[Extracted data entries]
..........
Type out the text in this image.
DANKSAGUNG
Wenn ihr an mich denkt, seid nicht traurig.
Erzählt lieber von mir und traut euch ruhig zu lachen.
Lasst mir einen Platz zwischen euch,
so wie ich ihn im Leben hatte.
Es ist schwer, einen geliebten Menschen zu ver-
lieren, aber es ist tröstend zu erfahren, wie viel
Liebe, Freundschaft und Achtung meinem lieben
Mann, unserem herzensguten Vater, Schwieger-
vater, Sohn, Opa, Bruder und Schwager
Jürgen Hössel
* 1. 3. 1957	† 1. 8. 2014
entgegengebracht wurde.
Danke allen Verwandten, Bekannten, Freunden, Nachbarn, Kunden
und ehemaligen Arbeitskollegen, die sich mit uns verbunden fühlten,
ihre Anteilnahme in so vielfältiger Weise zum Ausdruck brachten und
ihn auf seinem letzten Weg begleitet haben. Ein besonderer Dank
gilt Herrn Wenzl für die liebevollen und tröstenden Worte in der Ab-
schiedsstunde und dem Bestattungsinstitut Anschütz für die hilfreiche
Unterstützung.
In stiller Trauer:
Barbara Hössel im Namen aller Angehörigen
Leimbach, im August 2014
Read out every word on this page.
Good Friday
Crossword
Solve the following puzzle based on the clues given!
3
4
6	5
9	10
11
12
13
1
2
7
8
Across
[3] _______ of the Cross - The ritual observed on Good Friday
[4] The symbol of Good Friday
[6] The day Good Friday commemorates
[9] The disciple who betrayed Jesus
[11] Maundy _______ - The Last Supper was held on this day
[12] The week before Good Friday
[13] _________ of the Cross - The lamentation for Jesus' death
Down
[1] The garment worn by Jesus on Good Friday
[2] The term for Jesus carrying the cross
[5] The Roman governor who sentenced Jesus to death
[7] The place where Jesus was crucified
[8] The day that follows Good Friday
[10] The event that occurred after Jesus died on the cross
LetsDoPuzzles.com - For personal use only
..........
* [Directive] Print every record exactly as it was given.

* [Output]
Type out the text in this image.
DANKSAGUNG
Wenn ihr an mich denkt, seid nicht traurig.
Erzählt lieber von mir und traut euch ruhig zu lachen.
Lasst mir einen Platz zwischen euch,
so wie ich ihn im Leben hatte.
Es ist schwer, einen geliebten Menschen zu ver-
lieren, aber es ist tröstend zu erfahren, wie viel
Liebe, Freundschaft und Achtung meinem lieben
Mann, unserem herzensguten Vater, Schwieger-
vater, Sohn, Opa, Bruder und Schwager
Jürgen Hössel
* 1. 3. 1957	† 1. 8. 2014
entgegengebracht wurde.
Danke allen Verwandten, Bekannten, Freunden, Nachbarn, Kunden
und ehemaligen Arbeitskollegen, die sich mit uns verbunden fühlten,
ihre Anteilnahme in so vielfältiger Weise zum Ausdruck brachten und
ihn auf seinem letzten Weg begleitet haben. Ein besonderer Dank
gilt Herrn Wenzl für die liebevollen und tröstenden Worte in der Ab-
schiedsstunde und dem Bestattungsinstitut Anschütz für die hilfreiche
Unterstützung.
In stiller Trauer:
Barbara Hössel im Namen aller Angehörigen
Leimbach, im August 2014
Read out every word on this page.
Good Friday
Crossword
Solve the following puzzle based on the clues given!
3
4
6	5
9	10
11
12
13
1
2
7
8
Across
[3] _______ of the Cross - The ritual observed on Good Friday
[4] The symbol of Good Friday
[6] The day Good Friday commemorates
[9] The disciple who betrayed Jesus
[11] Maundy _______ - The Last Supper was held on this day
[12] The week before Good Friday
[13] _________ of the Cross - The lamentation for Jesus' death
Down
[1] The garment worn by Jesus on Good Friday
[2] The term for Jesus carrying the cross
[5] The Roman governor who sentenced Jesus to death
[7] The place where Jesus was crucified
[8] The day that follows Good Friday
[10] The event that occurred after Jesus died on the cross
LetsDoPuzzles.com - For personal use only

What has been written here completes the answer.